● **Task objective**
Below are the records; collect from them each line containing the string "Read".

● **Data shown**
- - - - - - -

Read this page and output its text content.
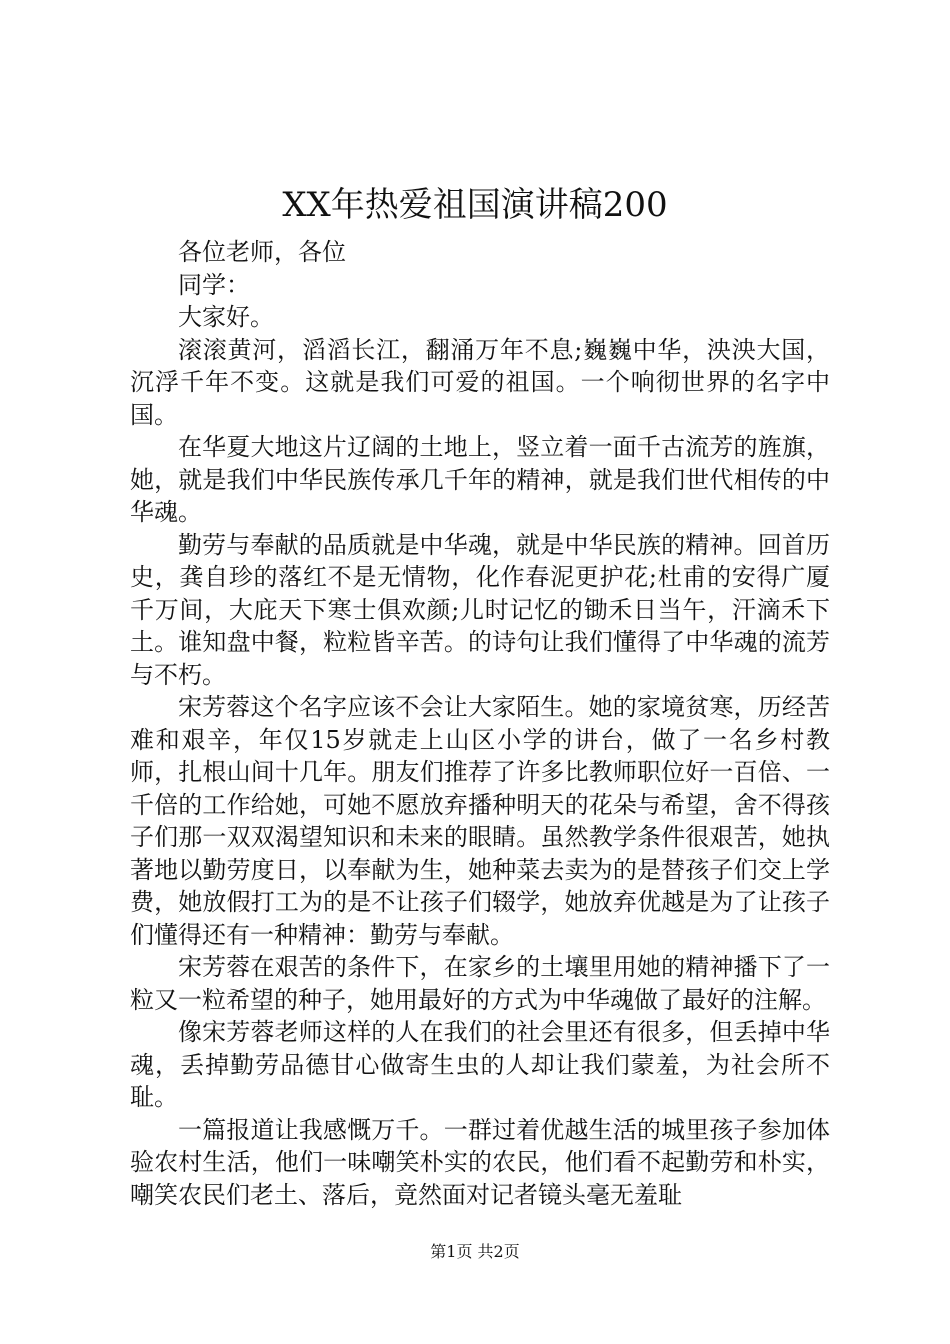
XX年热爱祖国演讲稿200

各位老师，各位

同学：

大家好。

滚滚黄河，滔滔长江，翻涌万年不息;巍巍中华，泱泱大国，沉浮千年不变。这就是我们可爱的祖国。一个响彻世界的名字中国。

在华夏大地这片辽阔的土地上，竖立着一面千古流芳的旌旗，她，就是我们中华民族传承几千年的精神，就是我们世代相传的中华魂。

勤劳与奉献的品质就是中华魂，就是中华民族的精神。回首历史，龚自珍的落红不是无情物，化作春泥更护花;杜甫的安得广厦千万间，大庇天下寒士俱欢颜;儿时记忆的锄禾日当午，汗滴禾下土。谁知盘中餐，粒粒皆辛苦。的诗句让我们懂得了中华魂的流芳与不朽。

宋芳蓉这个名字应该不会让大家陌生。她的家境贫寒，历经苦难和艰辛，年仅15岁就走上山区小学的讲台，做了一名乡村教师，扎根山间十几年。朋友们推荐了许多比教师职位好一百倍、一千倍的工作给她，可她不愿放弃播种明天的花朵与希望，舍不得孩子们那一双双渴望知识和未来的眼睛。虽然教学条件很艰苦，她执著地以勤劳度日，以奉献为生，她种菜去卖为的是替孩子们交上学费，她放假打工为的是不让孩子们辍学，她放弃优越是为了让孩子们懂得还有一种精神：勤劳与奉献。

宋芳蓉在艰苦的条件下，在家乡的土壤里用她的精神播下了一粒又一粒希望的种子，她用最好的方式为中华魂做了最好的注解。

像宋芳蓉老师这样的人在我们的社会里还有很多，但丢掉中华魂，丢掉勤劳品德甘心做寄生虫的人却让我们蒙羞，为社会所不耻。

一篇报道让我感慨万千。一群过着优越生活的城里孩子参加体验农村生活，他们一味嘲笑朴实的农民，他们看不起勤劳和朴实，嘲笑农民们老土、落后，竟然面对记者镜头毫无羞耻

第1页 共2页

- - - - - - -

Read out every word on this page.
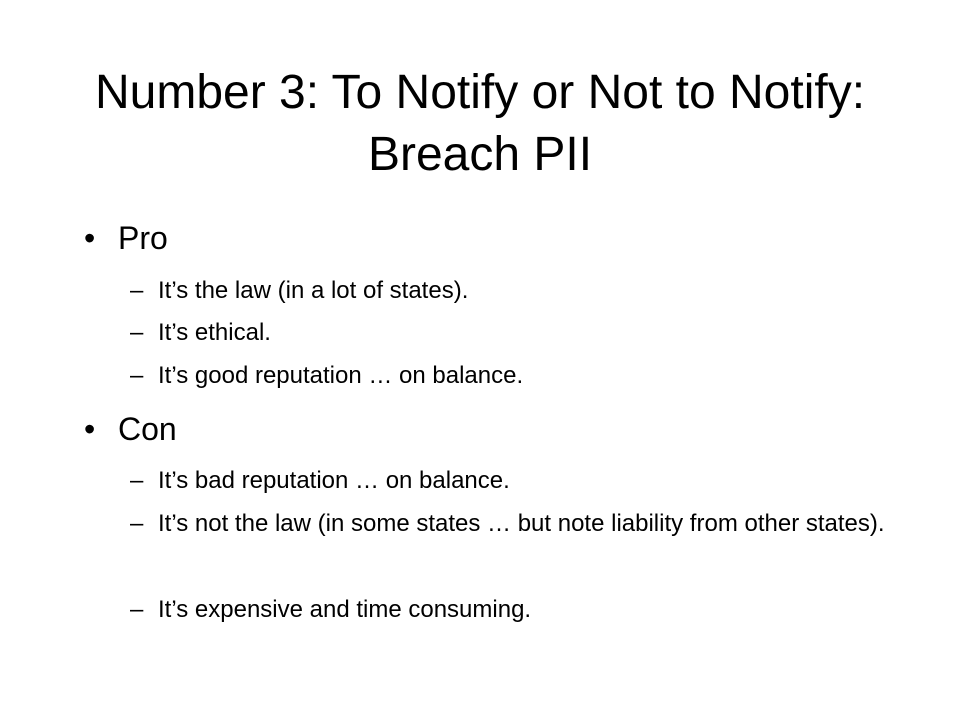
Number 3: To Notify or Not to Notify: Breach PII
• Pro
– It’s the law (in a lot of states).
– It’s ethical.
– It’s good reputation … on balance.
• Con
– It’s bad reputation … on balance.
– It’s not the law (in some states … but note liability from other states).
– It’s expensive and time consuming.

- - - - - - -

● **Solution**
Read this page and output its text content.
Read out every word on this page.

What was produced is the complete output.